## EXPLORE O MATERIAL:
1. Liste tudo o que, segundo o texto sobre a resolução do CNJ, as regras do ato normativo devem promover.
2. Reproduza literalmente o trecho do texto sobre a resolução do CNJ, começando em "A minuta está" e seguindo até "conflito de interesse.".

## TEXTO PARA ANÁLISE:
--- --- ---
A minuta está em elaboração no Conselho Nacional de Justiça (CNJ) e tem como base sugestões do Observatório Nacional de Integridade e Transparência do Poder Judiciário (Onit), que discute o tema desde outubro. Uma nota técnica do grupo, assinada em março, sugere que juízes sejam obrigados a declarar periodicamente seus bens e atividades privadas.

O documento também propõe a criação de um canal de aconselhamento ético para fornecer suporte técnico confidencial aos juízes. O Onit descreve essa medida como “inaugural”, capaz de gerar adesão espontânea e impulsionar iniciativas futuras, como canais de denúncia.

O Onit defende ainda que cada tribunal do país tenha sua própria comissão de ética. Esse grupo seria responsável por analisar casos concretos, mais próximos de suas realidades locais, orientando e aplicando medidas em situações de conflito de interesse.

A resolução deve ser apresentada por Fachin aos conselheiros no dia 4 de agosto, com votação prevista para a sessão do dia 18. A proposta é um ato normativo que institua “diretrizes de prevenção e gestão de conflitos de interesses no âmbito do Poder Judiciário” e fixe regras “para promoção da integridade, da imparcialidade, da transparência e da confiança pública”.
--- --- ---
## DADOS FORNECIDOS:
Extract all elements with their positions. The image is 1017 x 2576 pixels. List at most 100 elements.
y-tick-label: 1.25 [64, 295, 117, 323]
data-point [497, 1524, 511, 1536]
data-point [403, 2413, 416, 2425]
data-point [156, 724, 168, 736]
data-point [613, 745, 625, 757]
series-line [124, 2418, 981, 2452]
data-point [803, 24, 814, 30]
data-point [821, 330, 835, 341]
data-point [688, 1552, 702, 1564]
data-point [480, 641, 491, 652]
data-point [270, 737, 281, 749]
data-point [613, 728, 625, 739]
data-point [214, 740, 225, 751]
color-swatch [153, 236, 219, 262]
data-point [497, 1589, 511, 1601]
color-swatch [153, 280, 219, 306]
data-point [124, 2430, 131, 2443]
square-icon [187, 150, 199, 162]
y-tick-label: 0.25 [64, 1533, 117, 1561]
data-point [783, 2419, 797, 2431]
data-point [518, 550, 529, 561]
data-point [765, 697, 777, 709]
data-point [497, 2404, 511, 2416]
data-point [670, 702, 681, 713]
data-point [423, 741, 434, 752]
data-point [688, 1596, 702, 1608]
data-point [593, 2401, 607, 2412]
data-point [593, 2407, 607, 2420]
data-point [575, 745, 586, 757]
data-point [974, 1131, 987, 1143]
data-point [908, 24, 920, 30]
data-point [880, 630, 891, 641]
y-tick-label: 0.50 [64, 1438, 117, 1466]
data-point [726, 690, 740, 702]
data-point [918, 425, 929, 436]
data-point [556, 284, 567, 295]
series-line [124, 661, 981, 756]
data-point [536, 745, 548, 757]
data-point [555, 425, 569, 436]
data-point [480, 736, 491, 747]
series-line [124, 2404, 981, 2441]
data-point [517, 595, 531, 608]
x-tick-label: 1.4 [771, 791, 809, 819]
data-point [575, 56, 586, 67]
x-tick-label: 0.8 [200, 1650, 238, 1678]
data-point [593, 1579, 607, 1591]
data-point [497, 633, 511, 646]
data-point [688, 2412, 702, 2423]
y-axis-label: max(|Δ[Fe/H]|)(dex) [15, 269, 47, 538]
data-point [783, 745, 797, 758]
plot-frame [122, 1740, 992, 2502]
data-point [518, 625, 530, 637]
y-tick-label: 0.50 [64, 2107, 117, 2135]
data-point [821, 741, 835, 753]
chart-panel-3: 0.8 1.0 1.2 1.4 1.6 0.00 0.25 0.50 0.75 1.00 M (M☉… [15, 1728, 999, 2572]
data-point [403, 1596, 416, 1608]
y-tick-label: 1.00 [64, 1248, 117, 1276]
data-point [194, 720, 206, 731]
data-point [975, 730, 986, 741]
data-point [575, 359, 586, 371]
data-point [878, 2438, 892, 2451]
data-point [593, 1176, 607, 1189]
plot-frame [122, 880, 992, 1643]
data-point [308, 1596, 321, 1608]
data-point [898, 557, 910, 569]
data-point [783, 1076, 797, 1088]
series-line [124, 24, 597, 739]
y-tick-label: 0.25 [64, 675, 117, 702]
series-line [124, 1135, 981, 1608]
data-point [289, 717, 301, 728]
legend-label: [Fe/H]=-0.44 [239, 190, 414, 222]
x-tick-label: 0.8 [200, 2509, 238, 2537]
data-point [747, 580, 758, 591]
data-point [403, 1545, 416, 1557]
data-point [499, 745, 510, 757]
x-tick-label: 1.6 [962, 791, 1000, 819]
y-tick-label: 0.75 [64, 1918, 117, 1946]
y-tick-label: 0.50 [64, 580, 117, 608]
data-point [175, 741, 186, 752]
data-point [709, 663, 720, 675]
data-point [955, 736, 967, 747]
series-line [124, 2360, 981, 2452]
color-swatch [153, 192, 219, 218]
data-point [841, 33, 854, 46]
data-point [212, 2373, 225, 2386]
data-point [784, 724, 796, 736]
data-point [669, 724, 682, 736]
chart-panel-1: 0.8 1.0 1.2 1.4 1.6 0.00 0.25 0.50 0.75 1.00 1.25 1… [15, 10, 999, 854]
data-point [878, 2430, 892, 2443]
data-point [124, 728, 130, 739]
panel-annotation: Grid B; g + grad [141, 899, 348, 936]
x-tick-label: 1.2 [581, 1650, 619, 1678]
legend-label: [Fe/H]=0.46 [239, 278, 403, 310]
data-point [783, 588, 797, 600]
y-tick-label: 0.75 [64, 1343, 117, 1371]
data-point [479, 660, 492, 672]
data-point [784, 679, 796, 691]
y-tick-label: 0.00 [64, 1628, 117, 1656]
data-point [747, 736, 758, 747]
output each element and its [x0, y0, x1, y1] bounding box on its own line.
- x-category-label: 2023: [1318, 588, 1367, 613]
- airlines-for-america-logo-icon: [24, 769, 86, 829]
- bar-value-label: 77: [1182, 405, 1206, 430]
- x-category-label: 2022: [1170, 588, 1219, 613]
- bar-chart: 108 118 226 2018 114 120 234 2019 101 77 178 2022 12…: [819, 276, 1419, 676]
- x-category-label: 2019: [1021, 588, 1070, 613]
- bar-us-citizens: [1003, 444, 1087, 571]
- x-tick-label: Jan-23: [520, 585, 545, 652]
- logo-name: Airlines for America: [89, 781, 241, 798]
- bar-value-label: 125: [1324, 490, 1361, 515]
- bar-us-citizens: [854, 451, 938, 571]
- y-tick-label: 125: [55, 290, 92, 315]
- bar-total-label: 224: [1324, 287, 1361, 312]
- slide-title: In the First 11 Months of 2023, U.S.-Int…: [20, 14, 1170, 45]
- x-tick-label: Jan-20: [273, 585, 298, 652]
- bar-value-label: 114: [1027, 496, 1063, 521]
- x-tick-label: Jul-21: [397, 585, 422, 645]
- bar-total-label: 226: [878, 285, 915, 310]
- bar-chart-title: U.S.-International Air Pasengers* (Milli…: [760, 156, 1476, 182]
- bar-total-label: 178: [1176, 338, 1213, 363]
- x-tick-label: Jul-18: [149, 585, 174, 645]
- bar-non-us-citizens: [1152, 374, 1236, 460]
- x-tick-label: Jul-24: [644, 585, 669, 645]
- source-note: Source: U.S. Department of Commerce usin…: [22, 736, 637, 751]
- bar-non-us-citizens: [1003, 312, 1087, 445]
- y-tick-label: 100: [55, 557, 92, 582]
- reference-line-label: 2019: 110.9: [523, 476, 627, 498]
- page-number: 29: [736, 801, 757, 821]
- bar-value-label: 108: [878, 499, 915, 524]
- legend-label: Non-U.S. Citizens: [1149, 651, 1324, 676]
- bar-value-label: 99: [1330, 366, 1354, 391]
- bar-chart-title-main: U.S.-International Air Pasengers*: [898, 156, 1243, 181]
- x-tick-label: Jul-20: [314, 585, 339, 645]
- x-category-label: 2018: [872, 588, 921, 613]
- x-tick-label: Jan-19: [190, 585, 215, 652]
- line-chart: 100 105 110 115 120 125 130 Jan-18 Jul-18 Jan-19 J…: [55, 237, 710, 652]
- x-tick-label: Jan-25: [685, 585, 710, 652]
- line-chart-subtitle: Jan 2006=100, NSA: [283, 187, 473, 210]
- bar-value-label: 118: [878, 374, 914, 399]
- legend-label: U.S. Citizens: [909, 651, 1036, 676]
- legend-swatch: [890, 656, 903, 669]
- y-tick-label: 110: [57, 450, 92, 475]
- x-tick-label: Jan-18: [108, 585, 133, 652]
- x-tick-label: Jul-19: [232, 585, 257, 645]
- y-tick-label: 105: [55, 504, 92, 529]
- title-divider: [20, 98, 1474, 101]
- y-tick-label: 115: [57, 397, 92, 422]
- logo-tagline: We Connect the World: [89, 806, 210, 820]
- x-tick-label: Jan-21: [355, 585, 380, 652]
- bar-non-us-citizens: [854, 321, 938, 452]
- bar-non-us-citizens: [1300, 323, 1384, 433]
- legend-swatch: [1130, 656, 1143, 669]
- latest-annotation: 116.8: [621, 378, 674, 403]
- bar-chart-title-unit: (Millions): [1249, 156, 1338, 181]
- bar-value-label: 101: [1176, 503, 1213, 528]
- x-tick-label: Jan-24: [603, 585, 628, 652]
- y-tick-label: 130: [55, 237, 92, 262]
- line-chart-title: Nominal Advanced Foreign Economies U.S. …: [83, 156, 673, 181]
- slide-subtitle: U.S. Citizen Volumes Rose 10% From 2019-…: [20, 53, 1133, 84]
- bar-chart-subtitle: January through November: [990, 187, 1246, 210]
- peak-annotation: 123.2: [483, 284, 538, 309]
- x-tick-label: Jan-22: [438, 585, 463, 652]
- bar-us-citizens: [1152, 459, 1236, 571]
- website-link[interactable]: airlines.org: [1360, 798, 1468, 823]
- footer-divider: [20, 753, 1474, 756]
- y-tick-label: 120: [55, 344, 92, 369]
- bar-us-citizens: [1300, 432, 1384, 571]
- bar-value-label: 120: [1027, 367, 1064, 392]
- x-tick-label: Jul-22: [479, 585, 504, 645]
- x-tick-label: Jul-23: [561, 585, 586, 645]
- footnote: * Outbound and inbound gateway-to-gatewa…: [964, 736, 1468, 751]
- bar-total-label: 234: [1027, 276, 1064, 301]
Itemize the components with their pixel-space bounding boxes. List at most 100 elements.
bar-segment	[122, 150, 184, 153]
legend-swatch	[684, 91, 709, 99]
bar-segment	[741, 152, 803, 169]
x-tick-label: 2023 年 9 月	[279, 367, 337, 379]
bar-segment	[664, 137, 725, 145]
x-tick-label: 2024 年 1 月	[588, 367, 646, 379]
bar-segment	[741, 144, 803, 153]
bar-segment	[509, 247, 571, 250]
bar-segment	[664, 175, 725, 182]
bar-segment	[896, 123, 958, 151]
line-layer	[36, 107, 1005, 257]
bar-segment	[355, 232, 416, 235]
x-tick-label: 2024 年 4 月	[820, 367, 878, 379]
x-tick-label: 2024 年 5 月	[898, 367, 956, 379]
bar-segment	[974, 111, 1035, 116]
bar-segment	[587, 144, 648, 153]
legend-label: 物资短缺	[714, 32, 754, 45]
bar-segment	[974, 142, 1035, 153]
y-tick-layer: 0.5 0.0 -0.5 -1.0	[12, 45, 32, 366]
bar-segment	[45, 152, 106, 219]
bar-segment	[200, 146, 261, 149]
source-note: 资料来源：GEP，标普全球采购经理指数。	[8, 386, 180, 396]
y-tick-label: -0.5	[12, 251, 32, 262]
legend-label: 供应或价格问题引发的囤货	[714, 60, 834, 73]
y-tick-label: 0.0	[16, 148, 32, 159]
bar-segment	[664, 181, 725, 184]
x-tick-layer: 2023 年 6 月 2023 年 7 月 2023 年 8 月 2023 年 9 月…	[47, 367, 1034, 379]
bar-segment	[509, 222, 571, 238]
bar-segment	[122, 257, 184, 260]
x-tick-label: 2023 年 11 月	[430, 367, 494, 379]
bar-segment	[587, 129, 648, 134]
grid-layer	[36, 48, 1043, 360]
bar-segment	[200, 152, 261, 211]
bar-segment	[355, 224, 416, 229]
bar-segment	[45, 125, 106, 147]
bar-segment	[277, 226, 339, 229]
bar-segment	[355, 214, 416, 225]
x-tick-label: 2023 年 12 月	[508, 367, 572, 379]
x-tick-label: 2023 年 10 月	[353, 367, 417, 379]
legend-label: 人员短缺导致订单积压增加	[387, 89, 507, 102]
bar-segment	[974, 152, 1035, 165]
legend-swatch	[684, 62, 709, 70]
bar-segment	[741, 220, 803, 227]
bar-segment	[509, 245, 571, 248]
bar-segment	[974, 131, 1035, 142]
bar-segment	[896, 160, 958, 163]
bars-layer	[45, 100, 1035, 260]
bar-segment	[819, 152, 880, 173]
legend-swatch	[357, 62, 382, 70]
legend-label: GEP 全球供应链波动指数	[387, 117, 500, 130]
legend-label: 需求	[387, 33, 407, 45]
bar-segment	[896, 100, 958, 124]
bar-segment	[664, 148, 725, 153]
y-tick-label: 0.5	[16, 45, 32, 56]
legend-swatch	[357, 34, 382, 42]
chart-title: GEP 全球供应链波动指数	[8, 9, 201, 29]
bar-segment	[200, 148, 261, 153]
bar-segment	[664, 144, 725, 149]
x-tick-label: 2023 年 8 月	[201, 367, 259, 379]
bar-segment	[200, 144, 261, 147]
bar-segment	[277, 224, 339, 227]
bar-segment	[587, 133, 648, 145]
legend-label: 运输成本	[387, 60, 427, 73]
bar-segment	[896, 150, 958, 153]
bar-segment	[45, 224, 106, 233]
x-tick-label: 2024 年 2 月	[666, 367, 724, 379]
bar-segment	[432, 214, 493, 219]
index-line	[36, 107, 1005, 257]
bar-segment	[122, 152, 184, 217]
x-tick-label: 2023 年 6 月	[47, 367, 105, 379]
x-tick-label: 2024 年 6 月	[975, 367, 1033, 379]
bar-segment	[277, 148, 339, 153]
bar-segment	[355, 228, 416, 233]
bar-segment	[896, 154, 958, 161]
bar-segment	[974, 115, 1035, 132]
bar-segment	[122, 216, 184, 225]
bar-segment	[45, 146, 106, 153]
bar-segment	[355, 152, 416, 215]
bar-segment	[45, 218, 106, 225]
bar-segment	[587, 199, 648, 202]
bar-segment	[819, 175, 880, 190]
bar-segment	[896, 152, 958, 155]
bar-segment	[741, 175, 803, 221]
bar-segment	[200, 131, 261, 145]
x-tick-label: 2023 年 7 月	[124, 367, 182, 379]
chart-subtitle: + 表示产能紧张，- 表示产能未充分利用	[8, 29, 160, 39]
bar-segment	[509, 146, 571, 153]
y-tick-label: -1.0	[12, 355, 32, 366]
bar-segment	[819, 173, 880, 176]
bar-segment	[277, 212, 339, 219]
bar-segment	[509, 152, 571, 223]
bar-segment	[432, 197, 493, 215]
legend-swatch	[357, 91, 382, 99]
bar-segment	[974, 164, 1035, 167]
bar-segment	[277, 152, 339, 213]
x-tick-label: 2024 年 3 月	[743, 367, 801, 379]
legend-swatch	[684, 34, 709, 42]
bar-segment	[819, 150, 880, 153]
--- --- ---
## RESPOSTAS POR TAREFA:
1.
- integridade
- imparcialidade
- transparência
- confiança pública

2.
A minuta está em elaboração no Conselho Nacional de Justiça (CNJ) e tem como base sugestões do Observatório Nacional de Integridade e Transparência do Poder Judiciário (Onit), que discute o tema desde outubro. Uma nota técnica do grupo, assinada em março, sugere que juízes sejam obrigados a declarar periodicamente seus bens e atividades privadas.

O documento também propõe a criação de um canal de aconselhamento ético para fornecer suporte técnico confidencial aos juízes. O Onit descreve essa medida como “inaugural”, capaz de gerar adesão espontânea e impulsionar iniciativas futuras, como canais de denúncia.

O Onit defende ainda que cada tribunal do país tenha sua própria comissão de ética. Esse grupo seria responsável por analisar casos concretos, mais próximos de suas realidades locais, orientando e aplicando medidas em situações de conflito de interesse.